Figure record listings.
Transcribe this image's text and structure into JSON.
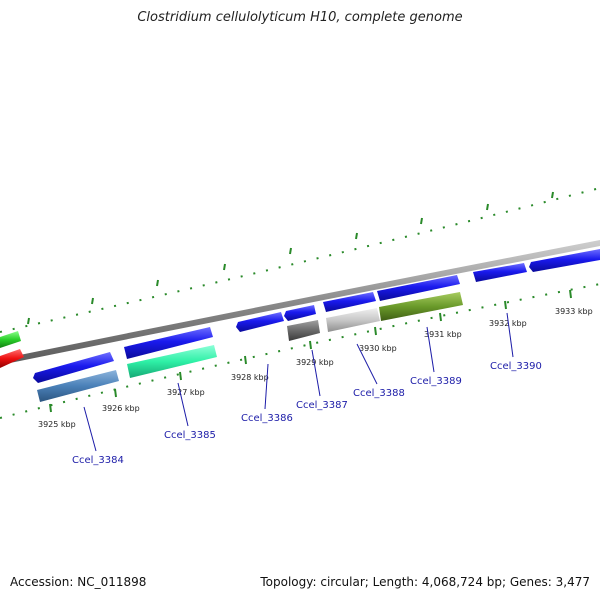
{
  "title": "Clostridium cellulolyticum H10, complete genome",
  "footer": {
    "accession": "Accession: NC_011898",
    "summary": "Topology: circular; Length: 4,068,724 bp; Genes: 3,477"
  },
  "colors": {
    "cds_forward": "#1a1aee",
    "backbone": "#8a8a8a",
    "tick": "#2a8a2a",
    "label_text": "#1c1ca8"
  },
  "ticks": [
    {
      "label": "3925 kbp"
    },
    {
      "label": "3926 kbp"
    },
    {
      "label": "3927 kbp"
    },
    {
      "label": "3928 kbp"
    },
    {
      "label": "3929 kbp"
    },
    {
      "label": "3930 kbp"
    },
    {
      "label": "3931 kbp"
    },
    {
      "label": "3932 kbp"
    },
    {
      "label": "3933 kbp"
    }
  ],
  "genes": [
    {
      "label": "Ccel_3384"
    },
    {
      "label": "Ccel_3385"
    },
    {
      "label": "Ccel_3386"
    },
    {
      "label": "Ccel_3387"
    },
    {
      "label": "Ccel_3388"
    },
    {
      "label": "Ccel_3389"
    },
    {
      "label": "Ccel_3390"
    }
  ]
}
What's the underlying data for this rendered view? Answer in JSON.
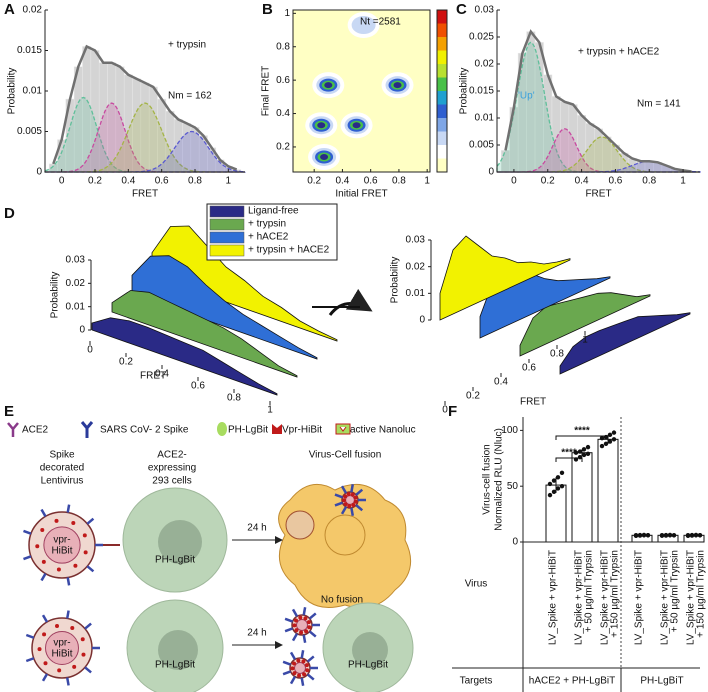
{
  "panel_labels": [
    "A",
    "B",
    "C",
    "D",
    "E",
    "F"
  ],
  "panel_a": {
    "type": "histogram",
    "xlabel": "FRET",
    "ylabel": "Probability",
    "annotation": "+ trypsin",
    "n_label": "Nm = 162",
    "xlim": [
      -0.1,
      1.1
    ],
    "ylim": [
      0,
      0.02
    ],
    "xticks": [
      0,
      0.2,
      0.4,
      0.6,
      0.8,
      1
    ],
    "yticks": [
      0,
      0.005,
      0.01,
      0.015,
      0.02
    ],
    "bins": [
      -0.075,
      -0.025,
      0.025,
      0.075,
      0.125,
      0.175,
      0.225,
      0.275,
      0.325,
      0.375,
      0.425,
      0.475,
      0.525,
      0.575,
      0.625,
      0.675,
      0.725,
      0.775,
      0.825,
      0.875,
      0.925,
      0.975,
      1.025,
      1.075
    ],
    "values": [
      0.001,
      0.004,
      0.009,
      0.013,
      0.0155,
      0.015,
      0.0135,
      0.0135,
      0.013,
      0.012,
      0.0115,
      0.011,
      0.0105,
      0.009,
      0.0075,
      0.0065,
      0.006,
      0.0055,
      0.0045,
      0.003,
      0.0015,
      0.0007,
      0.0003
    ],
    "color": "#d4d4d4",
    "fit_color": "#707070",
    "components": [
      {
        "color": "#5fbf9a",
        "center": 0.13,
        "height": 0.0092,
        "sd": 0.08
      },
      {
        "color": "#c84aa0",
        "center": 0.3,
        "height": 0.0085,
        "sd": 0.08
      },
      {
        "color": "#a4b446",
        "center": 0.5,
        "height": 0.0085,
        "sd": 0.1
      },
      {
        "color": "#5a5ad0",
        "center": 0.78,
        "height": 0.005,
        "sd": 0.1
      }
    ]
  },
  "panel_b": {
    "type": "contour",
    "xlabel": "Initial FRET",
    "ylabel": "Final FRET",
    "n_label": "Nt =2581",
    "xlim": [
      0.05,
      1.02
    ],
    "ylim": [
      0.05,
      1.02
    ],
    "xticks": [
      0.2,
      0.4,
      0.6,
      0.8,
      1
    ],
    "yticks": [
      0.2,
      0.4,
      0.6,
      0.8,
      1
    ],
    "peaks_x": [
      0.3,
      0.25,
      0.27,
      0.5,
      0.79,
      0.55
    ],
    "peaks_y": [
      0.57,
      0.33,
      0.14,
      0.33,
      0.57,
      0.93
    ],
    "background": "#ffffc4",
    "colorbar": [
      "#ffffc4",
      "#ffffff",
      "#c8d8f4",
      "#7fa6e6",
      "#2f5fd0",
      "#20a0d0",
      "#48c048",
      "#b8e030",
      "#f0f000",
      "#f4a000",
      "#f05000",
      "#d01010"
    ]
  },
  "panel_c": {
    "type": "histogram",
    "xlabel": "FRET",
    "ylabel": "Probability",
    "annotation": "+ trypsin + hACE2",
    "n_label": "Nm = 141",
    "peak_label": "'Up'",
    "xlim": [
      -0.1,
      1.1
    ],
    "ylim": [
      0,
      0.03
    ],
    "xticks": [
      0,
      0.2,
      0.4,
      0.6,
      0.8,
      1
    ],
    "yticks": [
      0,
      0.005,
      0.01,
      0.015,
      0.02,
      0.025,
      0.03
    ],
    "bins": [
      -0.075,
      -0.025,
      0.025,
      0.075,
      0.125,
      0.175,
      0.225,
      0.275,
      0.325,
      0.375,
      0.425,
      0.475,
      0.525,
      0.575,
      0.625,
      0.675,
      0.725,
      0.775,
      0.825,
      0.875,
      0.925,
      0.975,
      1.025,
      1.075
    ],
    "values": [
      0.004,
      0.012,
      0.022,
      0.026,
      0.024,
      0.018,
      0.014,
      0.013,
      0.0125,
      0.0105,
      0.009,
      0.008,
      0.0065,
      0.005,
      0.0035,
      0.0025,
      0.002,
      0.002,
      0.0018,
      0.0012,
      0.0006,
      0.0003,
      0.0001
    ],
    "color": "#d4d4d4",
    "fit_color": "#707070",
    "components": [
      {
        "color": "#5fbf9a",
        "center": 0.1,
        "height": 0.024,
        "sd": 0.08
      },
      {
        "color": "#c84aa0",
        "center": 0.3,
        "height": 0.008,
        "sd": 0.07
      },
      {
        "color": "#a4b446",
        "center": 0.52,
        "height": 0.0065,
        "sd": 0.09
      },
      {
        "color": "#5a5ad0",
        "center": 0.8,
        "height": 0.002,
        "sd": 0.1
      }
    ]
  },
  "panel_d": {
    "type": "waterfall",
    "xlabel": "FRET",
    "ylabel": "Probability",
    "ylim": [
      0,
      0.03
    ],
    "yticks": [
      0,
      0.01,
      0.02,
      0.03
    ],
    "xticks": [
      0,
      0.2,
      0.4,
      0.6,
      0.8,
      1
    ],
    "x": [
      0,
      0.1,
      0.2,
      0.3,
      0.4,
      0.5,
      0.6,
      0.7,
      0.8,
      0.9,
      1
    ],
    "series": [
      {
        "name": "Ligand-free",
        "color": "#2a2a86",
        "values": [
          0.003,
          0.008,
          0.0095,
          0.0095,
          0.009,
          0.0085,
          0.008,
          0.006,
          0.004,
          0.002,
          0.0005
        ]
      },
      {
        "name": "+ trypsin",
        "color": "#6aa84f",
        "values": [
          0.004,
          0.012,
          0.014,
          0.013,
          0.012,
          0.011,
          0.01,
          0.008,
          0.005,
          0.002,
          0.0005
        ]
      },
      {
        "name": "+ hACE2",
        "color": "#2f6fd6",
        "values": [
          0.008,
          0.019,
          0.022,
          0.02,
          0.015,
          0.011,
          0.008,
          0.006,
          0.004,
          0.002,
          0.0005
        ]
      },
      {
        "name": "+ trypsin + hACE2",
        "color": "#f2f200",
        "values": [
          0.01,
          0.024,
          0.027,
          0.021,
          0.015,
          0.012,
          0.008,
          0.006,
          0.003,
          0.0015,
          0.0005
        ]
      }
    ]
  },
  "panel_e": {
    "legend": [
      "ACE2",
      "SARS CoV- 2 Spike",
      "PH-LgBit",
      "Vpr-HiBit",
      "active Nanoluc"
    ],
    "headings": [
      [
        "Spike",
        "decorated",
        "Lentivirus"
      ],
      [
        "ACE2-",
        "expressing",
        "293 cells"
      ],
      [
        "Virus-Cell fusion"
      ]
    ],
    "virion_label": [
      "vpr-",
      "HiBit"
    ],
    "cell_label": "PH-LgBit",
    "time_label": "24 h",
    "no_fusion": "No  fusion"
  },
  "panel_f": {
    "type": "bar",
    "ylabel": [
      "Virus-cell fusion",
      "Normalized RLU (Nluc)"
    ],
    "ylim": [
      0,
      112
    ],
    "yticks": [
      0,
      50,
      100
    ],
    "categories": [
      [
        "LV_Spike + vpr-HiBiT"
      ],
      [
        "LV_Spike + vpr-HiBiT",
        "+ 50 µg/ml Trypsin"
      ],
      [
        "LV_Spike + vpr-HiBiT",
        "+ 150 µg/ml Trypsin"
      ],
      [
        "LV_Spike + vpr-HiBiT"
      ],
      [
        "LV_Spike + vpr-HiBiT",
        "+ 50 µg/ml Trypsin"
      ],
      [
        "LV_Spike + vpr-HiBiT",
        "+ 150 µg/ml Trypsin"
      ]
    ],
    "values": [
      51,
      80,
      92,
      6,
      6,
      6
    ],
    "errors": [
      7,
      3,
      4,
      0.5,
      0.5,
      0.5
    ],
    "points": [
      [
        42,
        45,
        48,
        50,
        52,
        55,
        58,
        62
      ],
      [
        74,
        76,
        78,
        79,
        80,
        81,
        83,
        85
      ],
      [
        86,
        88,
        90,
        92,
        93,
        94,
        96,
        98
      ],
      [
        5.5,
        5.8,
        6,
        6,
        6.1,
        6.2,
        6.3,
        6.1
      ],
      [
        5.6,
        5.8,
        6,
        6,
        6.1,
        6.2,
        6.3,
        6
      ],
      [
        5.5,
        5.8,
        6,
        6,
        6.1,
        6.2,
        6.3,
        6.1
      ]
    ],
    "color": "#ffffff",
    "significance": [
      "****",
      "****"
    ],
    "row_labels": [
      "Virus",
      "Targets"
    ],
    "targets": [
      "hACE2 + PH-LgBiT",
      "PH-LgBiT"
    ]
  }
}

---

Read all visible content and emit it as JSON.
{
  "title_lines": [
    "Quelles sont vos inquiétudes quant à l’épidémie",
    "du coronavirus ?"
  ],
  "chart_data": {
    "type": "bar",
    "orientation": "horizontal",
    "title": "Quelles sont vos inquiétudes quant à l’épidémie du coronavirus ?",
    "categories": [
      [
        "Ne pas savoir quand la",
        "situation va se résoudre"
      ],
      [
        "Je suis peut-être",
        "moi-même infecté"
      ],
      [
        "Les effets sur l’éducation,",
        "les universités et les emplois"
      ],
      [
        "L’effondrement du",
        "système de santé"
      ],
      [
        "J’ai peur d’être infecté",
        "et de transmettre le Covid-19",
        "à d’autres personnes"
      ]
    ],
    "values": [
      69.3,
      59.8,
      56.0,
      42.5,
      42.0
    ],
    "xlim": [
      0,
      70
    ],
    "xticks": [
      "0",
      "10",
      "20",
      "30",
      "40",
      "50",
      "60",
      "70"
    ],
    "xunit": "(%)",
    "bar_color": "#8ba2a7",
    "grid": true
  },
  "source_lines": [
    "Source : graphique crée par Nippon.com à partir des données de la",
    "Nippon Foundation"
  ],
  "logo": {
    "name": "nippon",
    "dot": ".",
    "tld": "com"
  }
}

--

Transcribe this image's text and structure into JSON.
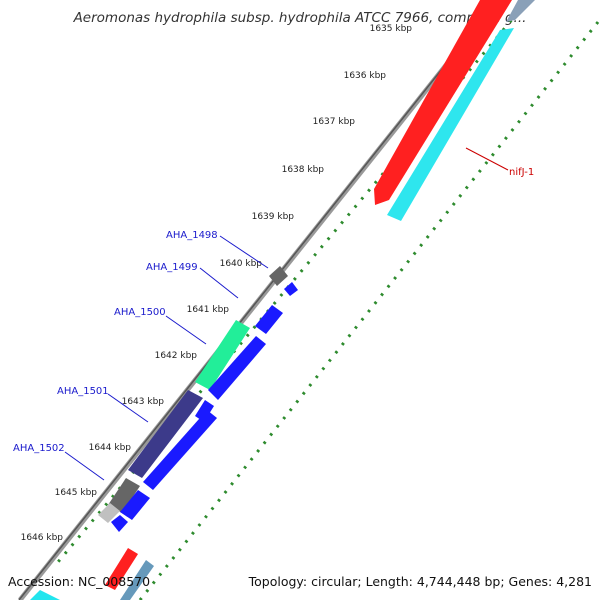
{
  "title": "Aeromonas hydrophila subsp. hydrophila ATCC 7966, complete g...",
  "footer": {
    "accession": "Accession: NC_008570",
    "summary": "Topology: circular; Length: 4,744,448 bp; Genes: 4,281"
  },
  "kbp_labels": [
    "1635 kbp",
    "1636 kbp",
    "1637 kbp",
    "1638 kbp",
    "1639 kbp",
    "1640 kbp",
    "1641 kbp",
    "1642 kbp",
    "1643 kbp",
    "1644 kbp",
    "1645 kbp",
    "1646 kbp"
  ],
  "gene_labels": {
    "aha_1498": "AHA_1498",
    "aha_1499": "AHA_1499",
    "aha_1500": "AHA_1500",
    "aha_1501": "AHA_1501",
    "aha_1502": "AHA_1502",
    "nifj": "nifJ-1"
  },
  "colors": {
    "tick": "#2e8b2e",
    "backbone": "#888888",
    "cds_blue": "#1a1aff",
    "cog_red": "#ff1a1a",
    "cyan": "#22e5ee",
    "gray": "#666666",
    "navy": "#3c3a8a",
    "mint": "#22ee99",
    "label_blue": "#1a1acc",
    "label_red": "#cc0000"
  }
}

Exercise prompt.
Look through the records and copy every line that has the word "JSON".

Answer section.
Transcribe this image's text and structure into JSON.
What's the underlying data for this rendered view? Answer in JSON.
Read all visible content and emit it as JSON.
Transcribe this image's text and structure into JSON.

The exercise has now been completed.